_Short task_: Exact reproduction of the data is required, with images excluded.

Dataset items
##########

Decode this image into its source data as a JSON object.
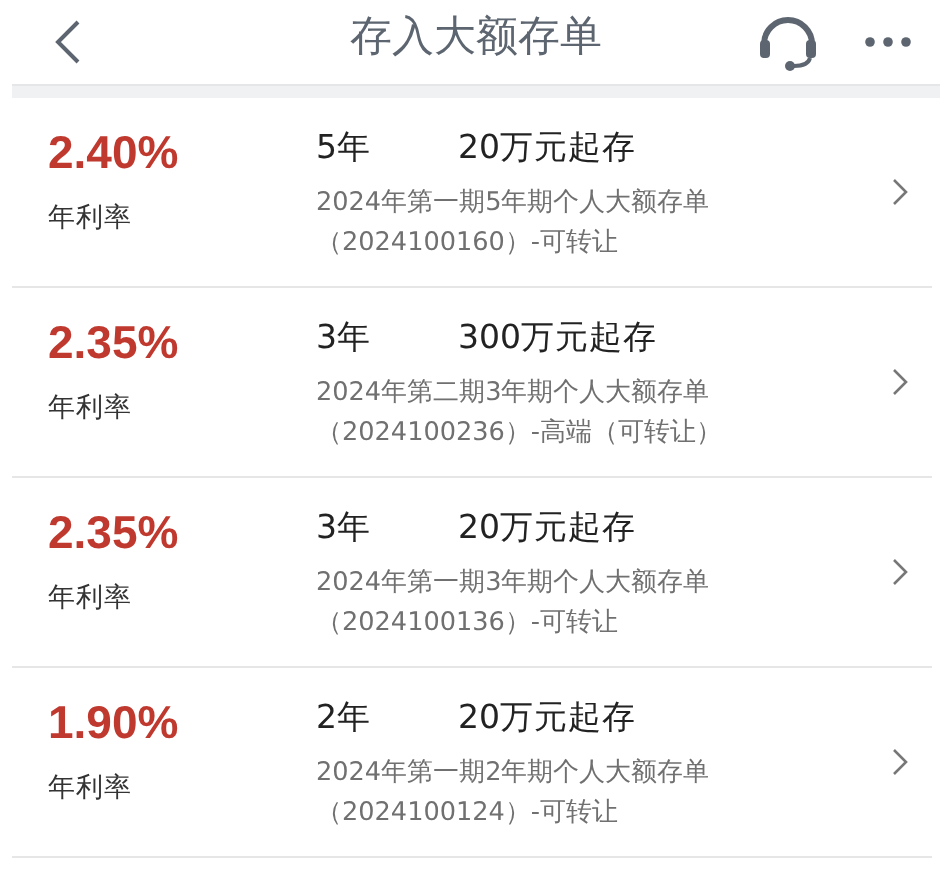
{
  "header": {
    "title": "存入大额存单"
  },
  "products": [
    {
      "rate": "2.40%",
      "rate_label": "年利率",
      "term": "5年",
      "minimum": "20万元起存",
      "name": "2024年第一期5年期个人大额存单",
      "note": "（2024100160）-可转让"
    },
    {
      "rate": "2.35%",
      "rate_label": "年利率",
      "term": "3年",
      "minimum": "300万元起存",
      "name": "2024年第二期3年期个人大额存单",
      "note": "（2024100236）-高端（可转让）"
    },
    {
      "rate": "2.35%",
      "rate_label": "年利率",
      "term": "3年",
      "minimum": "20万元起存",
      "name": "2024年第一期3年期个人大额存单",
      "note": "（2024100136）-可转让"
    },
    {
      "rate": "1.90%",
      "rate_label": "年利率",
      "term": "2年",
      "minimum": "20万元起存",
      "name": "2024年第一期2年期个人大额存单",
      "note": "（2024100124）-可转让"
    }
  ]
}
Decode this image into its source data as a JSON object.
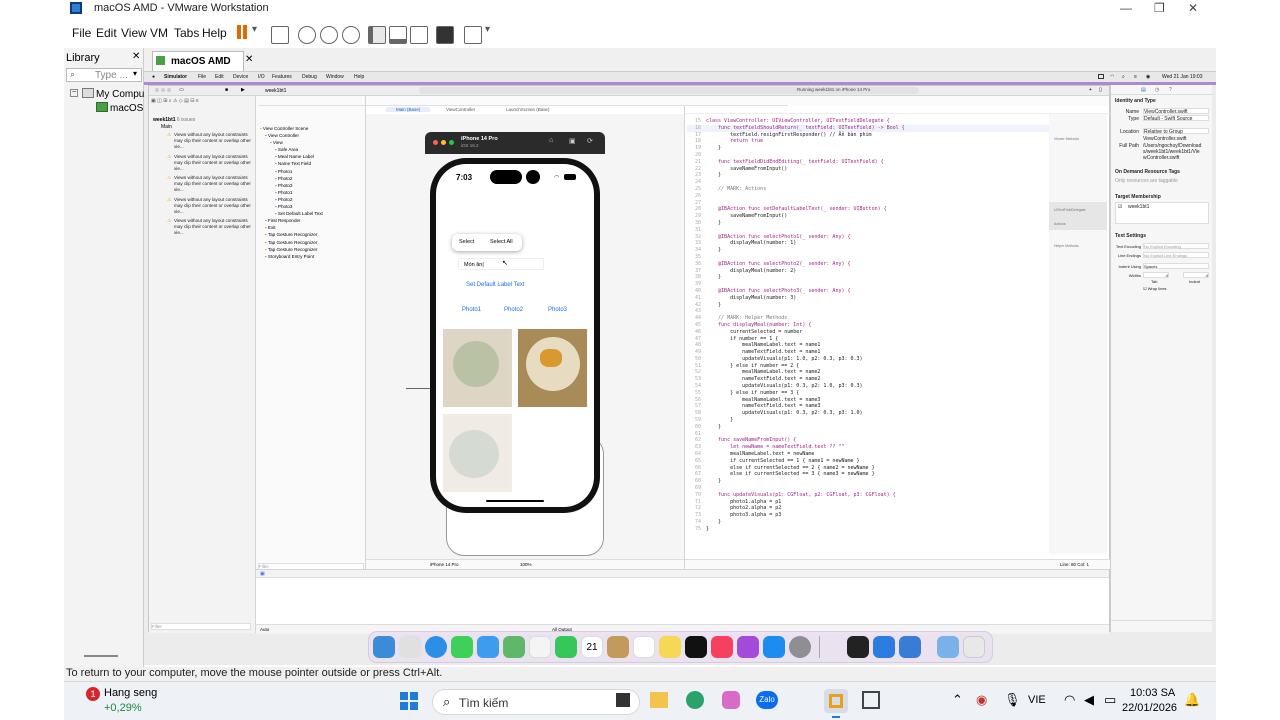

##########

_Exercise response_:
Decode this image into its source data as a JSON object.
{
  "header": {
    "title": "存入大额存单"
  },
  "products": [
    {
      "rate": "2.40%",
      "rate_label": "年利率",
      "term": "5年",
      "minimum": "20万元起存",
      "name": "2024年第一期5年期个人大额存单",
      "note": "（2024100160）-可转让"
    },
    {
      "rate": "2.35%",
      "rate_label": "年利率",
      "term": "3年",
      "minimum": "300万元起存",
      "name": "2024年第二期3年期个人大额存单",
      "note": "（2024100236）-高端（可转让）"
    },
    {
      "rate": "2.35%",
      "rate_label": "年利率",
      "term": "3年",
      "minimum": "20万元起存",
      "name": "2024年第一期3年期个人大额存单",
      "note": "（2024100136）-可转让"
    },
    {
      "rate": "1.90%",
      "rate_label": "年利率",
      "term": "2年",
      "minimum": "20万元起存",
      "name": "2024年第一期2年期个人大额存单",
      "note": "（2024100124）-可转让"
    }
  ]
}
Decode this image into its source data as a JSON object.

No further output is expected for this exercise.